Can you duplicate these records word for word, starting at the line that contains "Patent image size: (908, 959)." and stopping after the line that contains "In FIG. 16, the bolt 114 is at (305, 376)."?

==================================================

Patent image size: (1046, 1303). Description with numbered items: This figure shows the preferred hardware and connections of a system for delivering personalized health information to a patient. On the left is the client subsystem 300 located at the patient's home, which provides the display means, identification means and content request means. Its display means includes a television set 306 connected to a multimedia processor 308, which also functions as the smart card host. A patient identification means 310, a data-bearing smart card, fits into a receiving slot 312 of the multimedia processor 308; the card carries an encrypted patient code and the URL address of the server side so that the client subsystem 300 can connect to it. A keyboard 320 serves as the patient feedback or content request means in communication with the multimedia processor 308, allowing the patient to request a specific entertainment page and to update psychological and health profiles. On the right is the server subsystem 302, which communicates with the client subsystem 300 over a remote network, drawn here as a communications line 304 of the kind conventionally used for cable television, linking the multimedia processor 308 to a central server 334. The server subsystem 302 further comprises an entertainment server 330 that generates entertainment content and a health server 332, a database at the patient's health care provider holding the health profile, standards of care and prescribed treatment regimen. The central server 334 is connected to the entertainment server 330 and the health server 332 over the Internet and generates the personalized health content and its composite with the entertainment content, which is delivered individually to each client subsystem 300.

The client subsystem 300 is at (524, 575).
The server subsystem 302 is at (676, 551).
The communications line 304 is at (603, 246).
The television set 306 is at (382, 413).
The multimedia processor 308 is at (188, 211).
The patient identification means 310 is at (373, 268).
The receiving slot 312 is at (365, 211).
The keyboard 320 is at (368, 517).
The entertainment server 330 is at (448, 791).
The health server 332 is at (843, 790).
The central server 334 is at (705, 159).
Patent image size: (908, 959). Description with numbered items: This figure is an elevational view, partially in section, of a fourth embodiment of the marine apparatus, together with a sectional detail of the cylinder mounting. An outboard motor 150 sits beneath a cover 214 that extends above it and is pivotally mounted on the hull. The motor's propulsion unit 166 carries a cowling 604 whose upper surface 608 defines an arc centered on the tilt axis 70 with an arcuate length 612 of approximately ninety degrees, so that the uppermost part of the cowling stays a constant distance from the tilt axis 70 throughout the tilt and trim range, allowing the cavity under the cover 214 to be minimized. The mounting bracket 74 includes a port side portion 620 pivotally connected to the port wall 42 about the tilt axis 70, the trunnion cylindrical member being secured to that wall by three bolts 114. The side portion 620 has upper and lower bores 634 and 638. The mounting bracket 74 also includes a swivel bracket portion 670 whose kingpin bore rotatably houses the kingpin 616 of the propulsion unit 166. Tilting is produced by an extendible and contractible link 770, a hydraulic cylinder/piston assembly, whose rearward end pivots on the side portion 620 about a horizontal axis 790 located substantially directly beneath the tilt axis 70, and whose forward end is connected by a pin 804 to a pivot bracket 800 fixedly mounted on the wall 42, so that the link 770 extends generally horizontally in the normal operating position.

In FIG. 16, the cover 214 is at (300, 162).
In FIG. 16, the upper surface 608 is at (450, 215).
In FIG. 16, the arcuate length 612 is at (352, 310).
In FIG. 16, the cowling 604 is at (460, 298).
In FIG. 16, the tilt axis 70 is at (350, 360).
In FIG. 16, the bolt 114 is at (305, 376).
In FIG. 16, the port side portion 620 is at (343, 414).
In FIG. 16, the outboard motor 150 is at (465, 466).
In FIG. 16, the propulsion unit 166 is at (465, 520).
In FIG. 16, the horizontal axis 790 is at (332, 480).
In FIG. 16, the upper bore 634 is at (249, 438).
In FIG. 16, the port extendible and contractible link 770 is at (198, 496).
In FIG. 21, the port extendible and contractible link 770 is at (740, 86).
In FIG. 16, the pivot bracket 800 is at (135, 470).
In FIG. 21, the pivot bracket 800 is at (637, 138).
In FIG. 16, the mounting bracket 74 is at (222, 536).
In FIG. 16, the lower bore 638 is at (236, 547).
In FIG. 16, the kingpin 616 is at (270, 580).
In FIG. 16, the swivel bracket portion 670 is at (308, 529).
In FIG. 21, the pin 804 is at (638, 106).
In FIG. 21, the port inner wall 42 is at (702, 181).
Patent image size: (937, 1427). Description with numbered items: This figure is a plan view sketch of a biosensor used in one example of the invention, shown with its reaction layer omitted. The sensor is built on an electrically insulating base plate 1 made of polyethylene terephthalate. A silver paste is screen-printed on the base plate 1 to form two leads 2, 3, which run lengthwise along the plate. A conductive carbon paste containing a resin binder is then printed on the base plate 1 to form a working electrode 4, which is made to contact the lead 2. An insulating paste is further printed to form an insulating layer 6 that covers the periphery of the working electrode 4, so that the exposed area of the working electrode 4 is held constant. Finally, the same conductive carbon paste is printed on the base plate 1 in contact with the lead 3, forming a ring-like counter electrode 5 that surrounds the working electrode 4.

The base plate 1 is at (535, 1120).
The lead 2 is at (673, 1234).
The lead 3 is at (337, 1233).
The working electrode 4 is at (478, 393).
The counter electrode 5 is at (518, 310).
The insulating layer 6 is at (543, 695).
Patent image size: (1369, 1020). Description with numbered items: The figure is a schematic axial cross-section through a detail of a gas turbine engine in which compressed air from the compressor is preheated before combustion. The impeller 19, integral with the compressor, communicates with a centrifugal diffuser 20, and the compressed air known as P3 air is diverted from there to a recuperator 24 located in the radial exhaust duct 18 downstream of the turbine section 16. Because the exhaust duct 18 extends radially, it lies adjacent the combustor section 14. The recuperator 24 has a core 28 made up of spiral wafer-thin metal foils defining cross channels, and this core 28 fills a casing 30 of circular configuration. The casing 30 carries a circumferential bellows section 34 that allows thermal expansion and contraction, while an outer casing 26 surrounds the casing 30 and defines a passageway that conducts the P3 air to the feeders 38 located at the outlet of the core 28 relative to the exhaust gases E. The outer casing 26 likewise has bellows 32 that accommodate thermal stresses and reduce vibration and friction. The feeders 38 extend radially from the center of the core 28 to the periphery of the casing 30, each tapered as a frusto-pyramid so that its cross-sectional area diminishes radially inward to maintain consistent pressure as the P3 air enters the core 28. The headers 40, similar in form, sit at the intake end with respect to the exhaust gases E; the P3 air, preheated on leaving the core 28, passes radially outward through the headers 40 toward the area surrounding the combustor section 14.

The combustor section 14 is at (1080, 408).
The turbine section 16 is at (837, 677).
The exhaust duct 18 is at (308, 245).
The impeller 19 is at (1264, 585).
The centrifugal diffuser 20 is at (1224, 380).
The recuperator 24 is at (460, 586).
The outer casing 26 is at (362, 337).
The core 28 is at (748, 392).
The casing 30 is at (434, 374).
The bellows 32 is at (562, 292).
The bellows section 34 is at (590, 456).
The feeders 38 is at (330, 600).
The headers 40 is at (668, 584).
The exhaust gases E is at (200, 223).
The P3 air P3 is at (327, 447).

==================================================

Solution for this exercise:
Patent image size: (908, 959). Description with numbered items: This figure is an elevational view, partially in section, of a fourth embodiment of the marine apparatus, together with a sectional detail of the cylinder mounting. An outboard motor 150 sits beneath a cover 214 that extends above it and is pivotally mounted on the hull. The motor's propulsion unit 166 carries a cowling 604 whose upper surface 608 defines an arc centered on the tilt axis 70 with an arcuate length 612 of approximately ninety degrees, so that the uppermost part of the cowling stays a constant distance from the tilt axis 70 throughout the tilt and trim range, allowing the cavity under the cover 214 to be minimized. The mounting bracket 74 includes a port side portion 620 pivotally connected to the port wall 42 about the tilt axis 70, the trunnion cylindrical member being secured to that wall by three bolts 114. The side portion 620 has upper and lower bores 634 and 638. The mounting bracket 74 also includes a swivel bracket portion 670 whose kingpin bore rotatably houses the kingpin 616 of the propulsion unit 166. Tilting is produced by an extendible and contractible link 770, a hydraulic cylinder/piston assembly, whose rearward end pivots on the side portion 620 about a horizontal axis 790 located substantially directly beneath the tilt axis 70, and whose forward end is connected by a pin 804 to a pivot bracket 800 fixedly mounted on the wall 42, so that the link 770 extends generally horizontally in the normal operating position.

In FIG. 16, the cover 214 is at (300, 162).
In FIG. 16, the upper surface 608 is at (450, 215).
In FIG. 16, the arcuate length 612 is at (352, 310).
In FIG. 16, the cowling 604 is at (460, 298).
In FIG. 16, the tilt axis 70 is at (350, 360).
In FIG. 16, the bolt 114 is at (305, 376).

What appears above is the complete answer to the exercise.